| To do |
Go through the lines below. Copy those with "circle".

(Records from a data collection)
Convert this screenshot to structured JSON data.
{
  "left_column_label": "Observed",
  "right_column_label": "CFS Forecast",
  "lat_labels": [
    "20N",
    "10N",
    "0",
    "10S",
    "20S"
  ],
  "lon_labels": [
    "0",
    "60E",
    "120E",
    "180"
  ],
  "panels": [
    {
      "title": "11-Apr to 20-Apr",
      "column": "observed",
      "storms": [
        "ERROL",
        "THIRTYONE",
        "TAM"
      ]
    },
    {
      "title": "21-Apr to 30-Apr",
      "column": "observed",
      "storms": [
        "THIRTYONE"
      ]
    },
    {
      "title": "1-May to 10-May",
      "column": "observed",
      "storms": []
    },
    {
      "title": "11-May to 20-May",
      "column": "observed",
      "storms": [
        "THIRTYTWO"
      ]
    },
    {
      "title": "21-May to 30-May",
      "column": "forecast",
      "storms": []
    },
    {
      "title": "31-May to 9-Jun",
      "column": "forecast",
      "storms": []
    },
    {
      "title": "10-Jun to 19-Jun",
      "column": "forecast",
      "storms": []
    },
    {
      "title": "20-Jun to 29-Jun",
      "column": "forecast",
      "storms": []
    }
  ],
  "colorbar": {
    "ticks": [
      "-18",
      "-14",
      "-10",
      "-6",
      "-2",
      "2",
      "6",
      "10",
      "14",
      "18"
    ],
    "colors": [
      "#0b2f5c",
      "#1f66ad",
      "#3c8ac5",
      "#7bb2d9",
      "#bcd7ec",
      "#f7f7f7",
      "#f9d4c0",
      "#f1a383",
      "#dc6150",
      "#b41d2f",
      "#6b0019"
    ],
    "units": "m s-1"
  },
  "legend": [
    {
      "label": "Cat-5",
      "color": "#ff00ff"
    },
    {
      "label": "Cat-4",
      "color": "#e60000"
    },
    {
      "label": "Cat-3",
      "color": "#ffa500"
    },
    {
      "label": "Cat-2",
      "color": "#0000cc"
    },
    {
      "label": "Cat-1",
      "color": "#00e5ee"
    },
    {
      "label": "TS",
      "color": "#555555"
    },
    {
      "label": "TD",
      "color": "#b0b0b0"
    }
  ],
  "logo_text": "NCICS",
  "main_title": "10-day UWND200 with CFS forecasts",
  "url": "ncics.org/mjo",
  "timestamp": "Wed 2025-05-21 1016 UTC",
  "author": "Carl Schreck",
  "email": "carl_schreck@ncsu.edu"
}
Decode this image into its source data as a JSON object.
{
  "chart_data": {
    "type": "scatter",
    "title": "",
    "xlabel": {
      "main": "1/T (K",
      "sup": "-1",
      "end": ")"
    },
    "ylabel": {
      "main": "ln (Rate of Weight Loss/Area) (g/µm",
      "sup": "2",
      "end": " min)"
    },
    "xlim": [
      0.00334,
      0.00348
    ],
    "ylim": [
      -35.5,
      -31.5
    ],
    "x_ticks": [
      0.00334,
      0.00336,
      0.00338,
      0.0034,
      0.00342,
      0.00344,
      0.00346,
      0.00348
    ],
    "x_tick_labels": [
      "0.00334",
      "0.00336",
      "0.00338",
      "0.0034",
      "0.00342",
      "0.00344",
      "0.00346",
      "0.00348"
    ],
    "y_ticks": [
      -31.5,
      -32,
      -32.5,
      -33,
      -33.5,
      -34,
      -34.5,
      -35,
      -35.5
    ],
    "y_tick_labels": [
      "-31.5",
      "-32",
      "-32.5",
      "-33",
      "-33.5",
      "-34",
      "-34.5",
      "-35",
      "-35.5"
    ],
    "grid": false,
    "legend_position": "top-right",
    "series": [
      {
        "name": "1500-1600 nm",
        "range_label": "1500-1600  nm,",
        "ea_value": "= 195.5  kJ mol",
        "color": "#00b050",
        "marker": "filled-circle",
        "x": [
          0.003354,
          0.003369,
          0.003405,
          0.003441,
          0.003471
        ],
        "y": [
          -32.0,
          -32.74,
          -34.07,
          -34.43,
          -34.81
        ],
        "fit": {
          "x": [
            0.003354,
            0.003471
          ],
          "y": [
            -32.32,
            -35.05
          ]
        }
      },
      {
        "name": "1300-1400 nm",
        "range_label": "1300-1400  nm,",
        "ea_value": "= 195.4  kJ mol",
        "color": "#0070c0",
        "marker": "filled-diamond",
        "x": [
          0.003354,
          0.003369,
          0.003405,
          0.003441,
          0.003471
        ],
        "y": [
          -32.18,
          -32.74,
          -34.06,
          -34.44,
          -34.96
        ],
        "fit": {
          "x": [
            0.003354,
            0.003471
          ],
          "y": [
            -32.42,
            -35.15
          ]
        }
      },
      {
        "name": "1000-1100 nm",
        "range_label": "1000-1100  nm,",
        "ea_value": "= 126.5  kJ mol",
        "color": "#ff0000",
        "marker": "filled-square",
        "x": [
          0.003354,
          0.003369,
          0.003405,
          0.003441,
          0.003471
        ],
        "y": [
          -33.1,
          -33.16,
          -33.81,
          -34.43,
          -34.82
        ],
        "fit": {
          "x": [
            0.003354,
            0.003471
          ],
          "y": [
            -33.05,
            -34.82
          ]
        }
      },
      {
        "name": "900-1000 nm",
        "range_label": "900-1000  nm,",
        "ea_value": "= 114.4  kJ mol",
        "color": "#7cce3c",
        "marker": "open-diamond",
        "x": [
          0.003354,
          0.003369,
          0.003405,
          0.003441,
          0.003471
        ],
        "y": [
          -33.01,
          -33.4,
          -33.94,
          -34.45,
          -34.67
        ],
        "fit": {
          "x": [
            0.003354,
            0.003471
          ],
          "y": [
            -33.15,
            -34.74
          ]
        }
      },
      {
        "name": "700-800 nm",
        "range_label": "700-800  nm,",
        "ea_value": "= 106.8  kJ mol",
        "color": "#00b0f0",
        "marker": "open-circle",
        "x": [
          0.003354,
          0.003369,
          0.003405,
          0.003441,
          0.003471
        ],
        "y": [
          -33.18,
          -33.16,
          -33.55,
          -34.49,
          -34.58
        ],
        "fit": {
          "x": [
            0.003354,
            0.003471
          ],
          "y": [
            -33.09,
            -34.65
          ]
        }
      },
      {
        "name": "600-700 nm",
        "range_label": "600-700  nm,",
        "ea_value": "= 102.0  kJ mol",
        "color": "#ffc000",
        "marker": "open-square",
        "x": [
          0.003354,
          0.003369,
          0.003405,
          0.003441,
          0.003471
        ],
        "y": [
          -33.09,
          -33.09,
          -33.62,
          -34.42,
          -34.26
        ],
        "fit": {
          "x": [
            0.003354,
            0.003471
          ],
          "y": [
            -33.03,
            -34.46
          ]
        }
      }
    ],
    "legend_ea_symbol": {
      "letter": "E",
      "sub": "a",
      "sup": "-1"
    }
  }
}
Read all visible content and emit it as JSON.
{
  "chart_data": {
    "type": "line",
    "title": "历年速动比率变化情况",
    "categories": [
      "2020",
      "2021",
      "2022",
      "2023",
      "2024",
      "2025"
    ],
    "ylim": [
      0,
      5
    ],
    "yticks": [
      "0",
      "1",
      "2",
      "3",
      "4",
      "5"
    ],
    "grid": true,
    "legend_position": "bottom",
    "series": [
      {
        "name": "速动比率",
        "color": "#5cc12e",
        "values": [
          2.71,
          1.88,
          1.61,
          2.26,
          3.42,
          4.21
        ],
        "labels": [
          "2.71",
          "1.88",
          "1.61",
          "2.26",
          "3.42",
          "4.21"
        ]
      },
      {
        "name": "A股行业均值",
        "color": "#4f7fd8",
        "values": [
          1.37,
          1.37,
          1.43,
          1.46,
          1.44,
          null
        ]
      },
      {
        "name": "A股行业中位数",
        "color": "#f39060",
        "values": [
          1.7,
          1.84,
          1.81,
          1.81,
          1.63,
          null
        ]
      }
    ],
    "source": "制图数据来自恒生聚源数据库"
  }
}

| Response |
        "marker": "filled-circle",
        "marker": "open-circle",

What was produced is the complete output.